Extract from the listing each line in which the word "不必对被派遣劳动者进行岗位安全操作规程和安全操作技能的教育和培训" appears.

## RECORDS FOR THE EXERCISE:
○ ○ ○

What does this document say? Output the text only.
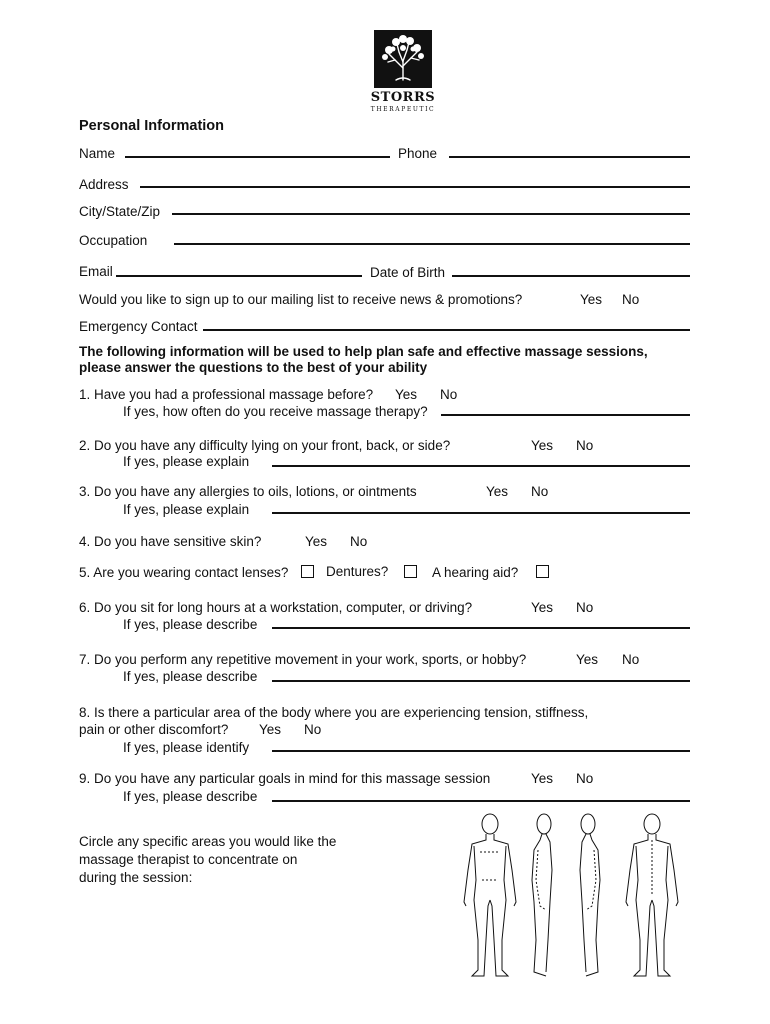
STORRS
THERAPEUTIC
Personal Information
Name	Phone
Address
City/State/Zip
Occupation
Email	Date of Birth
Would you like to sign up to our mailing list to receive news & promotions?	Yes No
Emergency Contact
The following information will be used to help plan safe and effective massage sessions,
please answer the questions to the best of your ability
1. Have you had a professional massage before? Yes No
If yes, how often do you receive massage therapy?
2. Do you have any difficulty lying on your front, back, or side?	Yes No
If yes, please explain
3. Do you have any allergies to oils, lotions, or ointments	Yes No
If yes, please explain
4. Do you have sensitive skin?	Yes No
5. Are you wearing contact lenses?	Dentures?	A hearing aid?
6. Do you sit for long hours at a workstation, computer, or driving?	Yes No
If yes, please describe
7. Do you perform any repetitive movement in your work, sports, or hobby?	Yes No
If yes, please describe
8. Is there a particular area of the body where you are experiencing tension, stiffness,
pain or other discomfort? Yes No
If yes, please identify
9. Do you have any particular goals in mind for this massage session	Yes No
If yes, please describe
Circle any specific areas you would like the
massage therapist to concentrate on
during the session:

○ ○ ○

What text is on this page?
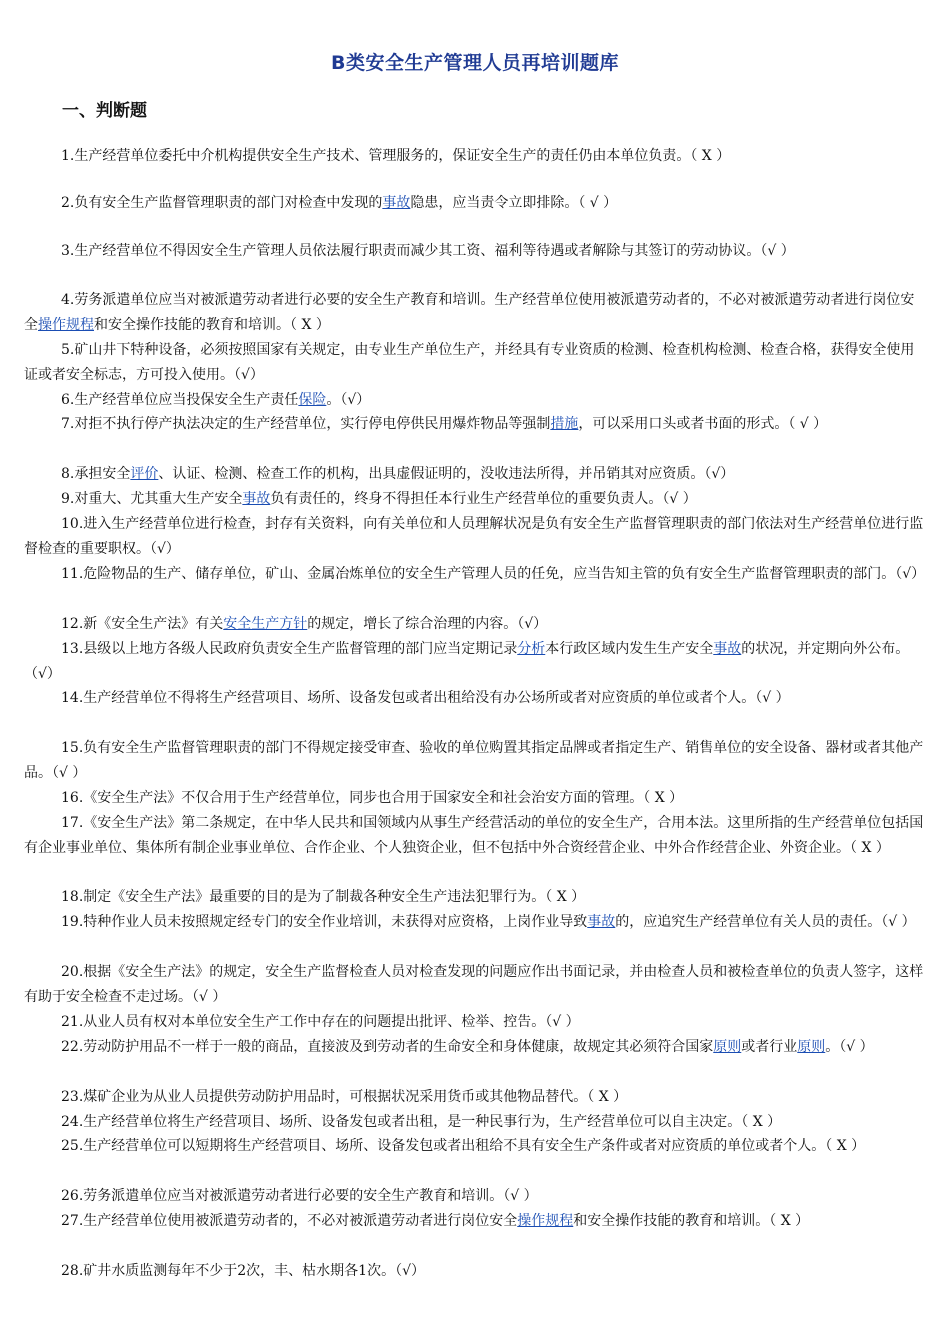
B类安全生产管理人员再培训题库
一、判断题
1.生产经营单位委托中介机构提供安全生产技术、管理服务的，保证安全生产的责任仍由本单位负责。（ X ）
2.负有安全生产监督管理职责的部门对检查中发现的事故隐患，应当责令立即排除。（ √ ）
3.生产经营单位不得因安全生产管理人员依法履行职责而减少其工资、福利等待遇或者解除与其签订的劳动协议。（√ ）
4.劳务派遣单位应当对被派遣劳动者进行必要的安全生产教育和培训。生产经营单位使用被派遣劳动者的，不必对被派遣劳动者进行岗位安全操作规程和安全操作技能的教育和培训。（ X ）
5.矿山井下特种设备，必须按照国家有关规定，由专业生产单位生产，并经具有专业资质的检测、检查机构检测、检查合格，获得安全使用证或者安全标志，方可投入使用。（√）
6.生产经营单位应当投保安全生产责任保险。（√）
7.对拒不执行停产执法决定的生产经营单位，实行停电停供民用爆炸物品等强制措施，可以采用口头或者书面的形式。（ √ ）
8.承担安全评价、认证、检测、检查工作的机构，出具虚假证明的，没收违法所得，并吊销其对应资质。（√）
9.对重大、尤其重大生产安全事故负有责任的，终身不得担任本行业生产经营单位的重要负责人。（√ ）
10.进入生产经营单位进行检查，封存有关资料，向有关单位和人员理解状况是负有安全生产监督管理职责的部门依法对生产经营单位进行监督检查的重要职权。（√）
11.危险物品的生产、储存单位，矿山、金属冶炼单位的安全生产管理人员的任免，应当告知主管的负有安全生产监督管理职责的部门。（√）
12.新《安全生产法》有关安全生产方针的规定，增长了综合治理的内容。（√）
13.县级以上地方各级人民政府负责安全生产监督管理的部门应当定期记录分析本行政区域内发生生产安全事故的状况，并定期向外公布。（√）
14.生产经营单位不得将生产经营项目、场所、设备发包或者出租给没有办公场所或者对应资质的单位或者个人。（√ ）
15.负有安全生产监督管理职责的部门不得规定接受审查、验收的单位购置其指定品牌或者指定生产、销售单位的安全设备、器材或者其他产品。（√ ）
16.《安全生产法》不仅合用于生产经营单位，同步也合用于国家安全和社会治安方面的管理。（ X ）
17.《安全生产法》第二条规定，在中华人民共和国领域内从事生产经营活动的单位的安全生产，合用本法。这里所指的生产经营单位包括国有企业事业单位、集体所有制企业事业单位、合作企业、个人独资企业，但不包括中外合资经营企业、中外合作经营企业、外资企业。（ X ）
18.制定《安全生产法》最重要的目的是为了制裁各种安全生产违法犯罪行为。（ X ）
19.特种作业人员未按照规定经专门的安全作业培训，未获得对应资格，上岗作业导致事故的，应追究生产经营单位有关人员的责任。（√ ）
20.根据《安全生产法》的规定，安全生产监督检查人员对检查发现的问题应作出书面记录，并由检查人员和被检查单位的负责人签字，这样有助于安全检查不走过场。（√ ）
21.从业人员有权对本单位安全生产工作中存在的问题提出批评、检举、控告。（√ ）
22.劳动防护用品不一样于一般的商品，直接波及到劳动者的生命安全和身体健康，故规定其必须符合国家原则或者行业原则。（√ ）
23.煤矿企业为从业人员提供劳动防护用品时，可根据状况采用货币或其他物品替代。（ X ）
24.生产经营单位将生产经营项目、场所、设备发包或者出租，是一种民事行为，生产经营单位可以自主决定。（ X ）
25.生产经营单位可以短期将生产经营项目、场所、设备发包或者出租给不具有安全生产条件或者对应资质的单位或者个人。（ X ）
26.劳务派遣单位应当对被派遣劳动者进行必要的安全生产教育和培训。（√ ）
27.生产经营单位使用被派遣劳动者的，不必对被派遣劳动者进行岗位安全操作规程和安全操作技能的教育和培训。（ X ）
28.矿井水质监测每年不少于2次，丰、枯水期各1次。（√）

○ ○ ○

## TASK OUTPUT:
4.劳务派遣单位应当对被派遣劳动者进行必要的安全生产教育和培训。生产经营单位使用被派遣劳动者的，不必对被派遣劳动者进行岗位安全操作规程和安全操作技能的教育和培训。（ X ）
27.生产经营单位使用被派遣劳动者的，不必对被派遣劳动者进行岗位安全操作规程和安全操作技能的教育和培训。（ X ）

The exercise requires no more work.